Exercise task >> Copy every line that mentions the word "structured".

Exercise inputs >>

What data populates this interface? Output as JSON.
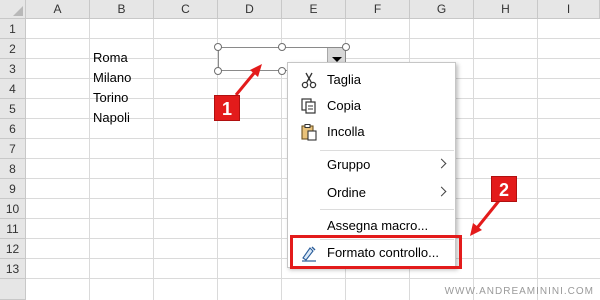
{
  "sheet": {
    "columns": [
      "A",
      "B",
      "C",
      "D",
      "E",
      "F",
      "G",
      "H",
      "I"
    ],
    "rows": [
      "1",
      "2",
      "3",
      "4",
      "5",
      "6",
      "7",
      "8",
      "9",
      "10",
      "11",
      "12",
      "13"
    ],
    "cells": [
      {
        "ref": "B2",
        "value": "Roma"
      },
      {
        "ref": "B3",
        "value": "Milano"
      },
      {
        "ref": "B4",
        "value": "Torino"
      },
      {
        "ref": "B5",
        "value": "Napoli"
      }
    ]
  },
  "context_menu": {
    "items": [
      {
        "label": "Taglia",
        "icon": "scissors-icon"
      },
      {
        "label": "Copia",
        "icon": "copy-icon"
      },
      {
        "label": "Incolla",
        "icon": "paste-icon"
      },
      {
        "label": "Gruppo",
        "has_submenu": true
      },
      {
        "label": "Ordine",
        "has_submenu": true
      },
      {
        "label": "Assegna macro..."
      },
      {
        "label": "Formato controllo...",
        "icon": "format-control-icon"
      }
    ]
  },
  "callouts": [
    {
      "label": "1",
      "color": "#e31b1b"
    },
    {
      "label": "2",
      "color": "#e31b1b"
    }
  ],
  "watermark": "WWW.ANDREAMININI.COM",
  "colors": {
    "accent": "#e31b1b",
    "header_bg": "#e6e6e6",
    "gridline": "#dadada"
  }
}
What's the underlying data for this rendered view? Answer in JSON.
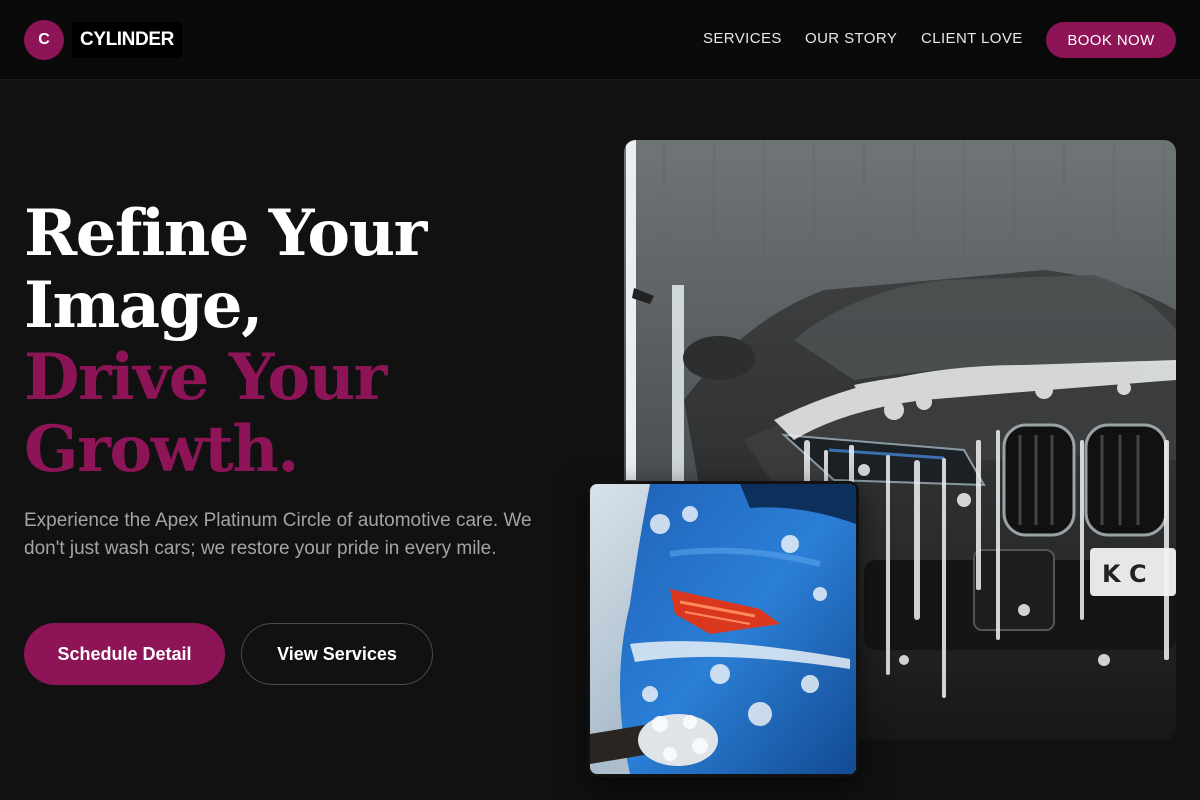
{
  "brand": {
    "mark_letter": "C",
    "name": "CYLINDER"
  },
  "nav": {
    "links": [
      "SERVICES",
      "OUR STORY",
      "CLIENT LOVE"
    ],
    "cta_label": "BOOK NOW"
  },
  "hero": {
    "headline_lines": [
      "Refine Your",
      "Image,",
      "Drive Your",
      "Growth."
    ],
    "description": "Experience the Apex Platinum Circle of automotive care. We don't just wash cars; we restore your pride in every mile.",
    "primary_button": "Schedule Detail",
    "secondary_button": "View Services"
  },
  "images": {
    "main_plate_text": "K C"
  },
  "colors": {
    "accent": "#8d1557",
    "background": "#111111",
    "header_bg": "#0a0a0a",
    "body_text": "#a4a4a4"
  }
}
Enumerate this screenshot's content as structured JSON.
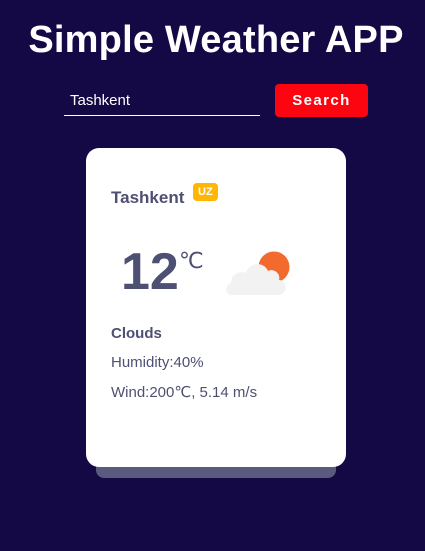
{
  "app": {
    "title": "Simple Weather APP"
  },
  "search": {
    "value": "Tashkent",
    "button_label": "Search"
  },
  "weather": {
    "city": "Tashkent",
    "country": "UZ",
    "temperature": "12",
    "unit": "℃",
    "condition": "Clouds",
    "icon": "partly-cloudy-icon",
    "humidity": "Humidity:40%",
    "wind": "Wind:200℃, 5.14 m/s"
  },
  "colors": {
    "background": "#150945",
    "accent": "#fc0510",
    "badge": "#ffb703",
    "text": "#4e5073",
    "sun": "#f26a2d"
  }
}
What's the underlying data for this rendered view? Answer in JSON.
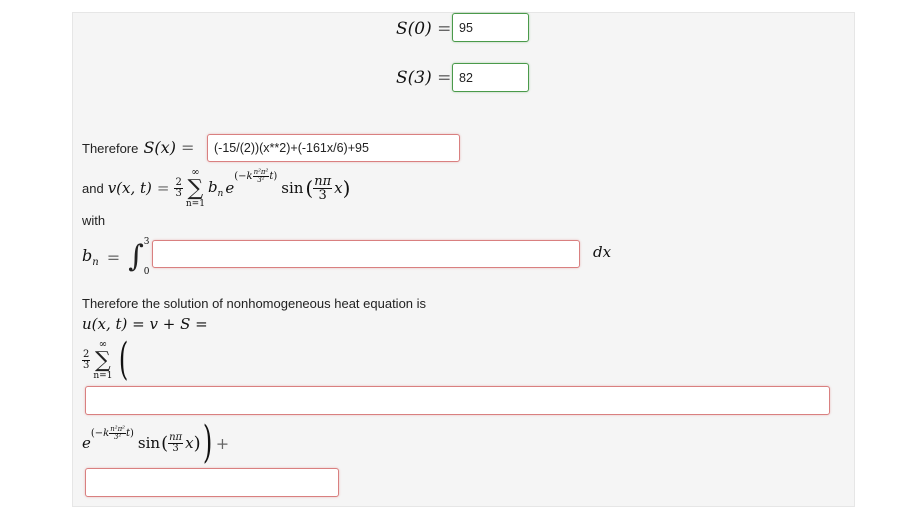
{
  "rows": {
    "s0": {
      "label": "S(0)",
      "eq": "=",
      "value": "95"
    },
    "s3": {
      "label": "S(3)",
      "eq": "=",
      "value": "82"
    }
  },
  "sx": {
    "therefore": "Therefore",
    "label": "S(x)",
    "eq": "=",
    "value": "(-15/(2))(x**2)+(-161x/6)+95"
  },
  "vx": {
    "and": "and",
    "label": "v(x, t)",
    "eq": "=",
    "coef_num": "2",
    "coef_den": "3",
    "sum_top": "∞",
    "sum_bottom": "n=1",
    "bn": "b",
    "bn_sub": "n",
    "e": "e",
    "exponent": "−k",
    "exp_num": "n²π²",
    "exp_den": "3²",
    "exp_t": "t",
    "sin": "sin",
    "arg_num": "nπ",
    "arg_den": "3",
    "arg_x": "x"
  },
  "with_label": "with",
  "bn_row": {
    "label": "b",
    "label_sub": "n",
    "eq": "=",
    "int_top": "3",
    "int_bottom": "0",
    "value": "",
    "dx": "dx"
  },
  "solution": {
    "sentence": "Therefore the solution of nonhomogeneous heat equation is",
    "lhs": "u(x, t) = v + S =",
    "coef_num": "2",
    "coef_den": "3",
    "sum_top": "∞",
    "sum_bottom": "n=1",
    "paren_open": "(",
    "input1_value": "",
    "e": "e",
    "exponent": "−k",
    "exp_num": "n²π²",
    "exp_den": "3²",
    "exp_t": "t",
    "sin": "sin",
    "arg_num": "nπ",
    "arg_den": "3",
    "arg_x": "x",
    "paren_close": ")",
    "plus": "+",
    "input2_value": ""
  },
  "colors": {
    "valid_border": "#4a9a4a",
    "invalid_border": "#d98080",
    "panel_bg": "#f5f5f5"
  }
}
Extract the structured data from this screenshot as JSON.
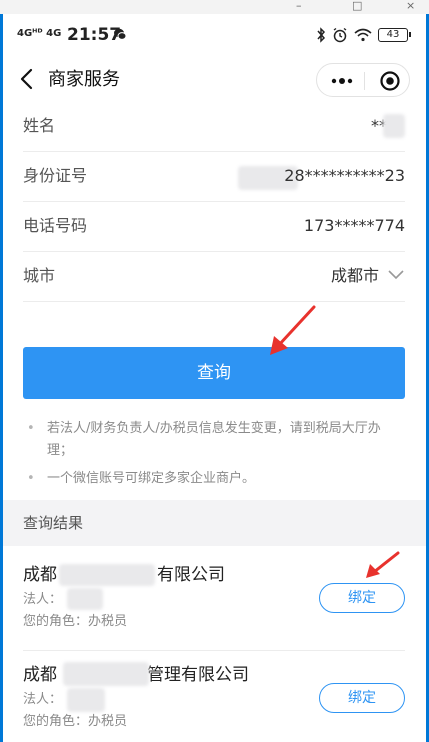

Written response >>
Enumerate this screenshot's content as structured JSON.
Extract the structured data from this screenshot as JSON.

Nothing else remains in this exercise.